Your objective.
Filter out everything except lines holding "JSON".
--- Start of Material provided ---
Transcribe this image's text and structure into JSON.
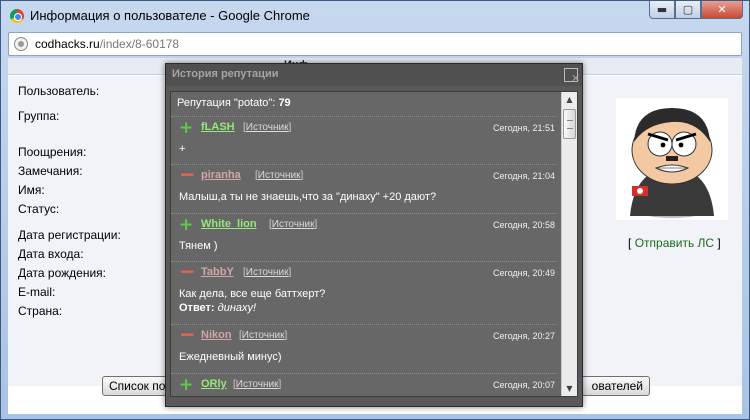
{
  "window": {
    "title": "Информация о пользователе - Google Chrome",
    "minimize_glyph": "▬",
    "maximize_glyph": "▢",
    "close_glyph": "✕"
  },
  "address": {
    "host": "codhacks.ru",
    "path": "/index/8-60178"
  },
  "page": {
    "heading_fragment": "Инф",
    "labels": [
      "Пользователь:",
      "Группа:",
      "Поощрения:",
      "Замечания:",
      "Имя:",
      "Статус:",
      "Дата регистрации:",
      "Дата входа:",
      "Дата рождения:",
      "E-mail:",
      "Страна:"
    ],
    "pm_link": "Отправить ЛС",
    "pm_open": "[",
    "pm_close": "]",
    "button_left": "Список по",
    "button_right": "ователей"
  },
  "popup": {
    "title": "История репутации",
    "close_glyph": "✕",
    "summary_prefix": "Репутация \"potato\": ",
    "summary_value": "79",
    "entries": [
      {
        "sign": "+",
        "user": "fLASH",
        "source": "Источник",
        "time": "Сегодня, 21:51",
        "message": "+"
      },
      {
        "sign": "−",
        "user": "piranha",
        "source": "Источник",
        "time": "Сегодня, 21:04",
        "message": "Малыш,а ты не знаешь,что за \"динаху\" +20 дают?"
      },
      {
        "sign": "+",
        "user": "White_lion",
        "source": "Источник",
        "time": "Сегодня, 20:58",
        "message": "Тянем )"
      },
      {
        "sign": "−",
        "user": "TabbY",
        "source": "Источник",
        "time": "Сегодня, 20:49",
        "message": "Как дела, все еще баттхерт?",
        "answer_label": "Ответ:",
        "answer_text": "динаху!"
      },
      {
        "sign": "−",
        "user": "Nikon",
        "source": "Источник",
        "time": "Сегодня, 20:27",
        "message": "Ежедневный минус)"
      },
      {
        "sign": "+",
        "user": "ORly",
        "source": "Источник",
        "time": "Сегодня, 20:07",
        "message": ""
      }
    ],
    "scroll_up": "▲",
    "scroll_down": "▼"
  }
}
--- End of Material provided ---
--- Start of Material provided ---
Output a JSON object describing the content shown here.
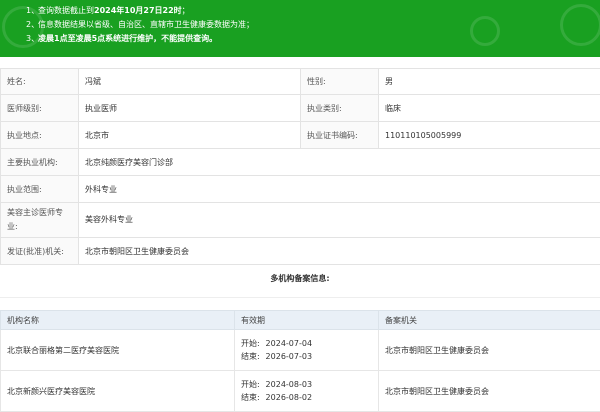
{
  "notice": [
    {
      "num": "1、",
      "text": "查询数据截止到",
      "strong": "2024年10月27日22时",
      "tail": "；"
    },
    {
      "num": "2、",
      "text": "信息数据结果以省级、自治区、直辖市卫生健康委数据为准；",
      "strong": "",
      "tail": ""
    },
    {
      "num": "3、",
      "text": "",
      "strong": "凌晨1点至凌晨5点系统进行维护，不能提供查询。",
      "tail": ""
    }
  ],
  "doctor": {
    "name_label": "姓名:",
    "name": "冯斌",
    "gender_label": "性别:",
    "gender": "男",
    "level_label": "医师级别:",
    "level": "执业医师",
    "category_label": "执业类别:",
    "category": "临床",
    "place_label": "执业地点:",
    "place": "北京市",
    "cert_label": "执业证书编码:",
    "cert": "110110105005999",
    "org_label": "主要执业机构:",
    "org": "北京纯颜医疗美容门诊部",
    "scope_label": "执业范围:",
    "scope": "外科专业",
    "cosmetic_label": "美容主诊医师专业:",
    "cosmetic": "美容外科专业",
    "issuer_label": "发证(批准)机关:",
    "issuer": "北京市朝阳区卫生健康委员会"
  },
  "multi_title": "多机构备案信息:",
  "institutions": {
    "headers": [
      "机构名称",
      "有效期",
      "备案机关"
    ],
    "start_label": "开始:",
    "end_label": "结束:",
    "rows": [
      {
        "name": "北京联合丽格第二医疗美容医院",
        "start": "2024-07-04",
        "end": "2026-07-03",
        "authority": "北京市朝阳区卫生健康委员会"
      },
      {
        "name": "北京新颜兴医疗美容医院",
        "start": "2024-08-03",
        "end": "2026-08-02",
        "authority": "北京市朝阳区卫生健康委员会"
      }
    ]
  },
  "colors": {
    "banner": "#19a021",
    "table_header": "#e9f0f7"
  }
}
--- End of Material provided ---
Result.
Transcribe this image's text and structure into JSON.
Output a JSON object describing the content shown here.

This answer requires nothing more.